**Raw records**
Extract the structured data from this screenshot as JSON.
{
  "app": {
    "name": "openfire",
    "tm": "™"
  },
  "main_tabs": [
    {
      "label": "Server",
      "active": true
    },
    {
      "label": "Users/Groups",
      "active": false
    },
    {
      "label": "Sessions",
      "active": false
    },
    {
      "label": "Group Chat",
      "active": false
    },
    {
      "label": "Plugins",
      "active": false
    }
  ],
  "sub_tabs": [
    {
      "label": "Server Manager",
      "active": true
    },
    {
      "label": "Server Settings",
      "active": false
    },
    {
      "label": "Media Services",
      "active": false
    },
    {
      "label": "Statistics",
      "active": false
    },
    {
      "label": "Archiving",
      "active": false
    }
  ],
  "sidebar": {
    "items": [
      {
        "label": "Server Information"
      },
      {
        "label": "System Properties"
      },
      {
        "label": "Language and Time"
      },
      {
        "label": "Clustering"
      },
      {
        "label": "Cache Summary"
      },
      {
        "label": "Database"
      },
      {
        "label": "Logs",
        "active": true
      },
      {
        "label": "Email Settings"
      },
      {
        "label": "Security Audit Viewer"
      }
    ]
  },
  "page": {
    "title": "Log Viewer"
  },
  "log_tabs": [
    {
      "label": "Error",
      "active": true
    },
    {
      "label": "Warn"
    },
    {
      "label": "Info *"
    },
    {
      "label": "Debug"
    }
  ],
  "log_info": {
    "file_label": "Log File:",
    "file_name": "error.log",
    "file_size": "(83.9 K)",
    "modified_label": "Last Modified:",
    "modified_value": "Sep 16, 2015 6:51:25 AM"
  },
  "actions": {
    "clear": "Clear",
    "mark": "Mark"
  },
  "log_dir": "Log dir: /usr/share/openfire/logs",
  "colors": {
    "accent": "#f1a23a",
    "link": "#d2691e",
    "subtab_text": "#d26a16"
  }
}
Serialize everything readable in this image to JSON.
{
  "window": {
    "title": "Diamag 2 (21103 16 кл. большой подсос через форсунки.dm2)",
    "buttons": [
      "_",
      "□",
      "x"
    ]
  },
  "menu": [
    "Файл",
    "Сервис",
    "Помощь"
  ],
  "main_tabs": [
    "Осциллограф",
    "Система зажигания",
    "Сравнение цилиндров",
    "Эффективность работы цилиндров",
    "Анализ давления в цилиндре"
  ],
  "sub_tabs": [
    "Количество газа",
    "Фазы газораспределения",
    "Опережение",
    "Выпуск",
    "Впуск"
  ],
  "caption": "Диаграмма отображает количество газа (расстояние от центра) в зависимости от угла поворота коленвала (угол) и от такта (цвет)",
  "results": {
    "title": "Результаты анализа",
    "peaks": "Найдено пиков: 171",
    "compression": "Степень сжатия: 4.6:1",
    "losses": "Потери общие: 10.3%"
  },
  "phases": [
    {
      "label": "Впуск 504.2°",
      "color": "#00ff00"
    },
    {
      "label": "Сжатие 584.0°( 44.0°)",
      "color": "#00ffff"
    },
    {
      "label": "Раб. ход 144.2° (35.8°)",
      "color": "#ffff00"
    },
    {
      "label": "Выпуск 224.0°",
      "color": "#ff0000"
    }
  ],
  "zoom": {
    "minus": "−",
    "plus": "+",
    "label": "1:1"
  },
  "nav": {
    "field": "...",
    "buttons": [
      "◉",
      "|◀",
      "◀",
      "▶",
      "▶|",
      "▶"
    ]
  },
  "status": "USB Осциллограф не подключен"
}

**Requirements**
Repeat all of the records above exactly as they appear.

**Output for this exercise**
Extract the structured data from this screenshot as JSON.
{
  "app": {
    "name": "openfire",
    "tm": "™"
  },
  "main_tabs": [
    {
      "label": "Server",
      "active": true
    },
    {
      "label": "Users/Groups",
      "active": false
    },
    {
      "label": "Sessions",
      "active": false
    },
    {
      "label": "Group Chat",
      "active": false
    },
    {
      "label": "Plugins",
      "active": false
    }
  ],
  "sub_tabs": [
    {
      "label": "Server Manager",
      "active": true
    },
    {
      "label": "Server Settings",
      "active": false
    },
    {
      "label": "Media Services",
      "active": false
    },
    {
      "label": "Statistics",
      "active": false
    },
    {
      "label": "Archiving",
      "active": false
    }
  ],
  "sidebar": {
    "items": [
      {
        "label": "Server Information"
      },
      {
        "label": "System Properties"
      },
      {
        "label": "Language and Time"
      },
      {
        "label": "Clustering"
      },
      {
        "label": "Cache Summary"
      },
      {
        "label": "Database"
      },
      {
        "label": "Logs",
        "active": true
      },
      {
        "label": "Email Settings"
      },
      {
        "label": "Security Audit Viewer"
      }
    ]
  },
  "page": {
    "title": "Log Viewer"
  },
  "log_tabs": [
    {
      "label": "Error",
      "active": true
    },
    {
      "label": "Warn"
    },
    {
      "label": "Info *"
    },
    {
      "label": "Debug"
    }
  ],
  "log_info": {
    "file_label": "Log File:",
    "file_name": "error.log",
    "file_size": "(83.9 K)",
    "modified_label": "Last Modified:",
    "modified_value": "Sep 16, 2015 6:51:25 AM"
  },
  "actions": {
    "clear": "Clear",
    "mark": "Mark"
  },
  "log_dir": "Log dir: /usr/share/openfire/logs",
  "colors": {
    "accent": "#f1a23a",
    "link": "#d2691e",
    "subtab_text": "#d26a16"
  }
}
Serialize everything readable in this image to JSON.
{
  "window": {
    "title": "Diamag 2 (21103 16 кл. большой подсос через форсунки.dm2)",
    "buttons": [
      "_",
      "□",
      "x"
    ]
  },
  "menu": [
    "Файл",
    "Сервис",
    "Помощь"
  ],
  "main_tabs": [
    "Осциллограф",
    "Система зажигания",
    "Сравнение цилиндров",
    "Эффективность работы цилиндров",
    "Анализ давления в цилиндре"
  ],
  "sub_tabs": [
    "Количество газа",
    "Фазы газораспределения",
    "Опережение",
    "Выпуск",
    "Впуск"
  ],
  "caption": "Диаграмма отображает количество газа (расстояние от центра) в зависимости от угла поворота коленвала (угол) и от такта (цвет)",
  "results": {
    "title": "Результаты анализа",
    "peaks": "Найдено пиков: 171",
    "compression": "Степень сжатия: 4.6:1",
    "losses": "Потери общие: 10.3%"
  },
  "phases": [
    {
      "label": "Впуск 504.2°",
      "color": "#00ff00"
    },
    {
      "label": "Сжатие 584.0°( 44.0°)",
      "color": "#00ffff"
    },
    {
      "label": "Раб. ход 144.2° (35.8°)",
      "color": "#ffff00"
    },
    {
      "label": "Выпуск 224.0°",
      "color": "#ff0000"
    }
  ],
  "zoom": {
    "minus": "−",
    "plus": "+",
    "label": "1:1"
  },
  "nav": {
    "field": "...",
    "buttons": [
      "◉",
      "|◀",
      "◀",
      "▶",
      "▶|",
      "▶"
    ]
  },
  "status": "USB Осциллограф не подключен"
}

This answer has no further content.